Set exercise –
Nothing in the records may be left out or altered; reproduce them all exactly.

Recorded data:
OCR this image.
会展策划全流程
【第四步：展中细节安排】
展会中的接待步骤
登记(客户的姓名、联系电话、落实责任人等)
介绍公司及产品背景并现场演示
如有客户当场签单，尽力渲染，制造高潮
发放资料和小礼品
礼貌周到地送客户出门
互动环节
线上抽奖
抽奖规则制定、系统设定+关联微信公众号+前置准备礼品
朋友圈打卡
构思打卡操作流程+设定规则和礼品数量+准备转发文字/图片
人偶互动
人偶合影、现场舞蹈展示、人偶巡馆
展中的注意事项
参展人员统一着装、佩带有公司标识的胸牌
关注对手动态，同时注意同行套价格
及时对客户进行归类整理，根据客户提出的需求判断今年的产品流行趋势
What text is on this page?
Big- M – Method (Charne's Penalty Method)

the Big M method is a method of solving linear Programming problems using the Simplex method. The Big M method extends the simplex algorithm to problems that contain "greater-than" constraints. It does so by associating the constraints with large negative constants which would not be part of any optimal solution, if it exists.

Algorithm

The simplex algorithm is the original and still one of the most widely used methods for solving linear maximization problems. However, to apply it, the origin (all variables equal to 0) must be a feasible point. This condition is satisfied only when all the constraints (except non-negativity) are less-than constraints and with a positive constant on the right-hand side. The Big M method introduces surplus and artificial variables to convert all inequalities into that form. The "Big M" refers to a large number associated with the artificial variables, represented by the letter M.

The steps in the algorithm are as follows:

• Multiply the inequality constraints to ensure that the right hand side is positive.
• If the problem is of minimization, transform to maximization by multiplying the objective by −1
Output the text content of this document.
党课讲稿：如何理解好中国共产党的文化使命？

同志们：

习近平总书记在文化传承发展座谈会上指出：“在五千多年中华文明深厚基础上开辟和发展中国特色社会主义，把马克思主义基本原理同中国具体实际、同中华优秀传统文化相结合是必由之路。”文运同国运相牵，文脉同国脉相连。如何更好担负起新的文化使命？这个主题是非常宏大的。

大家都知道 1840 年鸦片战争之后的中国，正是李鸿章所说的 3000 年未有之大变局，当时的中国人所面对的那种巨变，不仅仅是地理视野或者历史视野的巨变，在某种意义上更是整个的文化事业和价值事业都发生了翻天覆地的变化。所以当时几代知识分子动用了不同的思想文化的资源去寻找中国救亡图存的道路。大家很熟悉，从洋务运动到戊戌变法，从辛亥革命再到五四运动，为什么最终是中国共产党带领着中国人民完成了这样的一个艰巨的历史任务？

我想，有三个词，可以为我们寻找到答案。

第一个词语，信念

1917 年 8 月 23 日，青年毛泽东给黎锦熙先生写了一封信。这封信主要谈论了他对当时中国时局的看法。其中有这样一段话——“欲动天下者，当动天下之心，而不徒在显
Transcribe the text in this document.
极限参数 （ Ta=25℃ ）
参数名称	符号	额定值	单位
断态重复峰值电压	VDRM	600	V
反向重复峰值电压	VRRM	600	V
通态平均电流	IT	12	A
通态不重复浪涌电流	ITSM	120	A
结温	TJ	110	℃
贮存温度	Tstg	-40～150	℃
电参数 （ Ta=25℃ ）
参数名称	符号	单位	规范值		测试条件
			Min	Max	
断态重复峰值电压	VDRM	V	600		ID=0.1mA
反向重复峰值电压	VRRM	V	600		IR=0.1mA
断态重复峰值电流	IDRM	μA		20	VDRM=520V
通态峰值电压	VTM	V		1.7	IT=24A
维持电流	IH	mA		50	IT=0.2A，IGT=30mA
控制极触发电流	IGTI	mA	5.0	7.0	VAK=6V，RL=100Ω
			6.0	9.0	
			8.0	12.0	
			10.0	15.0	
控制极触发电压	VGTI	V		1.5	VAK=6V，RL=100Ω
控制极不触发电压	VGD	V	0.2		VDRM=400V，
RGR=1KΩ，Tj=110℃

Solution for this exercise –
OCR this image.
会展策划全流程
【第四步：展中细节安排】
展会中的接待步骤
登记(客户的姓名、联系电话、落实责任人等)
介绍公司及产品背景并现场演示
如有客户当场签单，尽力渲染，制造高潮
发放资料和小礼品
礼貌周到地送客户出门
互动环节
线上抽奖
抽奖规则制定、系统设定+关联微信公众号+前置准备礼品
朋友圈打卡
构思打卡操作流程+设定规则和礼品数量+准备转发文字/图片
人偶互动
人偶合影、现场舞蹈展示、人偶巡馆
展中的注意事项
参展人员统一着装、佩带有公司标识的胸牌
关注对手动态，同时注意同行套价格
及时对客户进行归类整理，根据客户提出的需求判断今年的产品流行趋势
What text is on this page?
Big- M – Method (Charne's Penalty Method)

the Big M method is a method of solving linear Programming problems using the Simplex method. The Big M method extends the simplex algorithm to problems that contain "greater-than" constraints. It does so by associating the constraints with large negative constants which would not be part of any optimal solution, if it exists.

Algorithm

The simplex algorithm is the original and still one of the most widely used methods for solving linear maximization problems. However, to apply it, the origin (all variables equal to 0) must be a feasible point. This condition is satisfied only when all the constraints (except non-negativity) are less-than constraints and with a positive constant on the right-hand side. The Big M method introduces surplus and artificial variables to convert all inequalities into that form. The "Big M" refers to a large number associated with the artificial variables, represented by the letter M.

The steps in the algorithm are as follows:

• Multiply the inequality constraints to ensure that the right hand side is positive.
• If the problem is of minimization, transform to maximization by multiplying the objective by −1
Output the text content of this document.
党课讲稿：如何理解好中国共产党的文化使命？

同志们：

习近平总书记在文化传承发展座谈会上指出：“在五千多年中华文明深厚基础上开辟和发展中国特色社会主义，把马克思主义基本原理同中国具体实际、同中华优秀传统文化相结合是必由之路。”文运同国运相牵，文脉同国脉相连。如何更好担负起新的文化使命？这个主题是非常宏大的。

大家都知道 1840 年鸦片战争之后的中国，正是李鸿章所说的 3000 年未有之大变局，当时的中国人所面对的那种巨变，不仅仅是地理视野或者历史视野的巨变，在某种意义上更是整个的文化事业和价值事业都发生了翻天覆地的变化。所以当时几代知识分子动用了不同的思想文化的资源去寻找中国救亡图存的道路。大家很熟悉，从洋务运动到戊戌变法，从辛亥革命再到五四运动，为什么最终是中国共产党带领着中国人民完成了这样的一个艰巨的历史任务？

我想，有三个词，可以为我们寻找到答案。

第一个词语，信念

1917 年 8 月 23 日，青年毛泽东给黎锦熙先生写了一封信。这封信主要谈论了他对当时中国时局的看法。其中有这样一段话——“欲动天下者，当动天下之心，而不徒在显
Transcribe the text in this document.
极限参数 （ Ta=25℃ ）
参数名称	符号	额定值	单位
断态重复峰值电压	VDRM	600	V
反向重复峰值电压	VRRM	600	V
通态平均电流	IT	12	A
通态不重复浪涌电流	ITSM	120	A
结温	TJ	110	℃
贮存温度	Tstg	-40～150	℃
电参数 （ Ta=25℃ ）
参数名称	符号	单位	规范值		测试条件
			Min	Max	
断态重复峰值电压	VDRM	V	600		ID=0.1mA
反向重复峰值电压	VRRM	V	600		IR=0.1mA
断态重复峰值电流	IDRM	μA		20	VDRM=520V
通态峰值电压	VTM	V		1.7	IT=24A
维持电流	IH	mA		50	IT=0.2A，IGT=30mA
控制极触发电流	IGTI	mA	5.0	7.0	VAK=6V，RL=100Ω
			6.0	9.0	
			8.0	12.0	
			10.0	15.0	
控制极触发电压	VGTI	V		1.5	VAK=6V，RL=100Ω
控制极不触发电压	VGD	V	0.2		VDRM=400V，
RGR=1KΩ，Tj=110℃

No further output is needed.